*Data provided:*
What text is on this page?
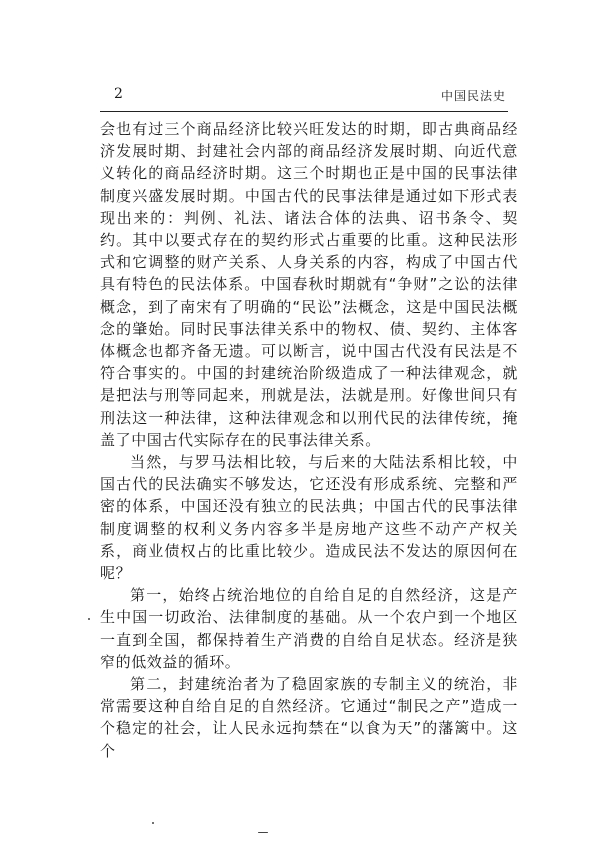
2	中国民法史

会也有过三个商品经济比较兴旺发达的时期，即古典商品经济发展时期、封建社会内部的商品经济发展时期、向近代意义转化的商品经济时期。这三个时期也正是中国的民事法律制度兴盛发展时期。中国古代的民事法律是通过如下形式表现出来的：判例、礼法、诸法合体的法典、诏书条令、契约。其中以要式存在的契约形式占重要的比重。这种民法形式和它调整的财产关系、人身关系的内容，构成了中国古代具有特色的民法体系。中国春秋时期就有“争财”之讼的法律概念，到了南宋有了明确的“民讼”法概念，这是中国民法概念的肇始。同时民事法律关系中的物权、债、契约、主体客体概念也都齐备无遗。可以断言，说中国古代没有民法是不符合事实的。中国的封建统治阶级造成了一种法律观念，就是把法与刑等同起来，刑就是法，法就是刑。好像世间只有刑法这一种法律，这种法律观念和以刑代民的法律传统，掩盖了中国古代实际存在的民事法律关系。

当然，与罗马法相比较，与后来的大陆法系相比较，中国古代的民法确实不够发达，它还没有形成系统、完整和严密的体系，中国还没有独立的民法典；中国古代的民事法律制度调整的权利义务内容多半是房地产这些不动产产权关系，商业债权占的比重比较少。造成民法不发达的原因何在呢？

第一，始终占统治地位的自给自足的自然经济，这是产生中国一切政治、法律制度的基础。从一个农户到一个地区一直到全国，都保持着生产消费的自给自足状态。经济是狭窄的低效益的循环。

第二，封建统治者为了稳固家族的专制主义的统治，非常需要这种自给自足的自然经济。它通过“制民之产”造成一个稳定的社会，让人民永远拘禁在“以食为天”的藩篱中。这个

*Work to complete:* Transcribe all of the material exactly, leaving out whatever pictures it contains.

*Solution for this exercise:*
What text is on this page?
2	中国民法史

会也有过三个商品经济比较兴旺发达的时期，即古典商品经济发展时期、封建社会内部的商品经济发展时期、向近代意义转化的商品经济时期。这三个时期也正是中国的民事法律制度兴盛发展时期。中国古代的民事法律是通过如下形式表现出来的：判例、礼法、诸法合体的法典、诏书条令、契约。其中以要式存在的契约形式占重要的比重。这种民法形式和它调整的财产关系、人身关系的内容，构成了中国古代具有特色的民法体系。中国春秋时期就有“争财”之讼的法律概念，到了南宋有了明确的“民讼”法概念，这是中国民法概念的肇始。同时民事法律关系中的物权、债、契约、主体客体概念也都齐备无遗。可以断言，说中国古代没有民法是不符合事实的。中国的封建统治阶级造成了一种法律观念，就是把法与刑等同起来，刑就是法，法就是刑。好像世间只有刑法这一种法律，这种法律观念和以刑代民的法律传统，掩盖了中国古代实际存在的民事法律关系。

当然，与罗马法相比较，与后来的大陆法系相比较，中国古代的民法确实不够发达，它还没有形成系统、完整和严密的体系，中国还没有独立的民法典；中国古代的民事法律制度调整的权利义务内容多半是房地产这些不动产产权关系，商业债权占的比重比较少。造成民法不发达的原因何在呢？

第一，始终占统治地位的自给自足的自然经济，这是产生中国一切政治、法律制度的基础。从一个农户到一个地区一直到全国，都保持着生产消费的自给自足状态。经济是狭窄的低效益的循环。

第二，封建统治者为了稳固家族的专制主义的统治，非常需要这种自给自足的自然经济。它通过“制民之产”造成一个稳定的社会，让人民永远拘禁在“以食为天”的藩篱中。这个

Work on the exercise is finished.